**Directions for this task:** Resume the blog excerpt below about the cherry-blossom stained glass, carrying it on from its last sentence.

**Given passage:**
I mentioned this to Michelle the next morning and she retorted, “Oh, I didn’t tell you? Things will never be the same again!” So, like my new foot size, I’m going to have to adapt to a portion of my brain forever devoted to my child. I love being back in the office, but as I work, my thoughts tend to drift a little, wondering what Kea is up to. This morning, Kes reported that our baby has finally developed the motor skills necessary to stick just her thumb in her mouth but was furious to discover that sucking it did not produce milk. Little anecdotes like this are enough to make my throat tighten with love and longing and many other emotions the hormones have no doubt programmed me to feel.

The addition of an offspring has enriched my life more than I expected. But it is no longer just my life.

Window Angst

Friday, July 11th, 2008

Two years ago on a visit to Rejuvenation Hardware, I spied an usual piece of stained glass depicting branches with pink cherry blossoms. Most stained glass is a little over the top for me, but this one really stood out for its simplicity. I had just the spot for it too, mounted in the frame of a small window at the foot of the stairs that lead up to our bedroom.

So, for my birthday, my mom and I split the cost and I became the happy owner of a David Schlicker piece of stained glass.

The next year, Kes and I embarked on our Endless Remodel. Daily, I would pass the window and think to myself, “I should really take that window out so nothing bad will happen to it.” Except I didn’t, and it did, in the form of a 2×4 that came sailing through one day, breaking both the window and the stained glass mounted in the frame.

Our contractor agreed to replace the window (it would be the one window in the entire house we weren’t planning on replacing anyway) and I took the fractured stained glass back to David Schlicker to see if it could be repaired. He explained it would less costly to make a new one. So, 6 weeks later, my new stained glass was ready. The window itself wasn’t so the stained glass piece floated about the house from room to room, avoiding the thick of the construction insanity.

Then, one night in May as I sat on the couch trying to breathe through some increasingly insistent contractions, Kes pointed out to me that the new piece had somehow acquired cracks. This wasn’t something I wanted to even think about my heavily pregnant state. In fact, it took me six weeks to come around to it. People would come by our house, notice the damaged cherry blossom piece, then look at the expression on my face and realize it would be better to change the subject. I wanted someone, anyone, to deal with it.

**Exercise data:**
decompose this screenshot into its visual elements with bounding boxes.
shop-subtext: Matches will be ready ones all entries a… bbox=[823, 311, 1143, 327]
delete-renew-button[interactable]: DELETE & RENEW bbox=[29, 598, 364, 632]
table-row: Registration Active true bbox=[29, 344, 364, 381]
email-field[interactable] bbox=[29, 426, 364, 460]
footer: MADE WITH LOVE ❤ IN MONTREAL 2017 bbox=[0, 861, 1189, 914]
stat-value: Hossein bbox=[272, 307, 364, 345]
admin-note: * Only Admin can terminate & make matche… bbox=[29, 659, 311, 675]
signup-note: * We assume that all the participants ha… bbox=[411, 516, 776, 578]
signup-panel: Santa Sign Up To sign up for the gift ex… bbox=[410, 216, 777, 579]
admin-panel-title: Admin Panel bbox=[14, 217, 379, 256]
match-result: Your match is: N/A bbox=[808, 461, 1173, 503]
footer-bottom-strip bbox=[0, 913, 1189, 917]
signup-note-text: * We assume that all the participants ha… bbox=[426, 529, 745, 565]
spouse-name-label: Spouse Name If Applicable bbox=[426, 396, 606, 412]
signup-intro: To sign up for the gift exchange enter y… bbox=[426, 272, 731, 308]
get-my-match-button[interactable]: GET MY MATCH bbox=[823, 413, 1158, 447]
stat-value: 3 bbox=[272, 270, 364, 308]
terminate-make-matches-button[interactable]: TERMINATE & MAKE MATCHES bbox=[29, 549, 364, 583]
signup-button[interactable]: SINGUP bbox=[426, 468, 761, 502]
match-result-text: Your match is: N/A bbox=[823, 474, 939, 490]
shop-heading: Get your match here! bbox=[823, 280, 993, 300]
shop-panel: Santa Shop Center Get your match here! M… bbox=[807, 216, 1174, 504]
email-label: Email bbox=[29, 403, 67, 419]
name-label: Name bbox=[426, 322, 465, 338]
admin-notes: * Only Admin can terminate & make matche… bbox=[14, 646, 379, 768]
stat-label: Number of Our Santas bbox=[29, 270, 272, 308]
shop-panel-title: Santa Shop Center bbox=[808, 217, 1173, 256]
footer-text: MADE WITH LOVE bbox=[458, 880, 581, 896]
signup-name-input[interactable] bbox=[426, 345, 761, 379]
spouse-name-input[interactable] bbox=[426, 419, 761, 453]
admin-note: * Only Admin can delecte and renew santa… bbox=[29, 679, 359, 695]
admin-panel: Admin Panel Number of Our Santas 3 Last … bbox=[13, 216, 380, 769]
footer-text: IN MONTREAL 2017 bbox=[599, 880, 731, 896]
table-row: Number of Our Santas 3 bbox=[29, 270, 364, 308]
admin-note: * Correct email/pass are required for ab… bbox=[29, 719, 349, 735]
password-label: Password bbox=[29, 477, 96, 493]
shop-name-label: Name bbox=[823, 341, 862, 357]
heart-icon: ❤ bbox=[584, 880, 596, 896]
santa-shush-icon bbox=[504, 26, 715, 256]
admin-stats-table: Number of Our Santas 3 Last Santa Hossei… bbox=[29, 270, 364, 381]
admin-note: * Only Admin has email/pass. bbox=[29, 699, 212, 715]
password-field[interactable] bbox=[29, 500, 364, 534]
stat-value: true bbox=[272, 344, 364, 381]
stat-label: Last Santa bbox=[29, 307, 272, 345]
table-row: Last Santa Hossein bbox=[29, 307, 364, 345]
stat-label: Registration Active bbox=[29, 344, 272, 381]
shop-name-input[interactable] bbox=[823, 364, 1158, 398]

**Response to the exercise:**
Of course, no one did and this week I’ve finally come to terms with the problem. I got a quote for repair and the new window arrived and was installed yesterday. Then, out of something like morbid curiosity, I checked to make sure the new stained glass would fit in the new window frame.

It doesn’t! Not even close! Hence, great angst.

New Hero: L.F. Eason III

Thursday, July 10th, 2008

A man in North Carolina is my new hero for recognizing that the act of dying doesn’t automatically make one a better person. Mr Eason worked for the state for 29 years and was deeply invested in his job but chose to retire early instead of obeying a state-wide proclamation to lower the flag in honor of the passing of the racist bigot Jesse Helms.

Fittingly, he worked as the head of the state’s Standards Laboratory.

He quit rather than lower flag for Helms [News Observer]

Toes

Thursday, July 3rd, 2008

I worry sometimes what motherhood will reduce me to. Will I shut out the world and think only of feeding schedules and matching onesies to tiny little socks? Will night after night of 4 or 5 hours of sleep cause me to abandon all intellectual pursuits?

Then Kes sends me this and I find that I really don’t care if my brain is reduced to oxytocin-sodden mush. Nom, nom, nom. Toes.

Today I hit the 130s

Wednesday, July 2nd, 2008

That’s 39 pounds in 39 days. Eleven more to go, although I highly doubt I’ll be able to shed them in 11 days. Apparently, it isn’t normal or healthy to lose a pound a day.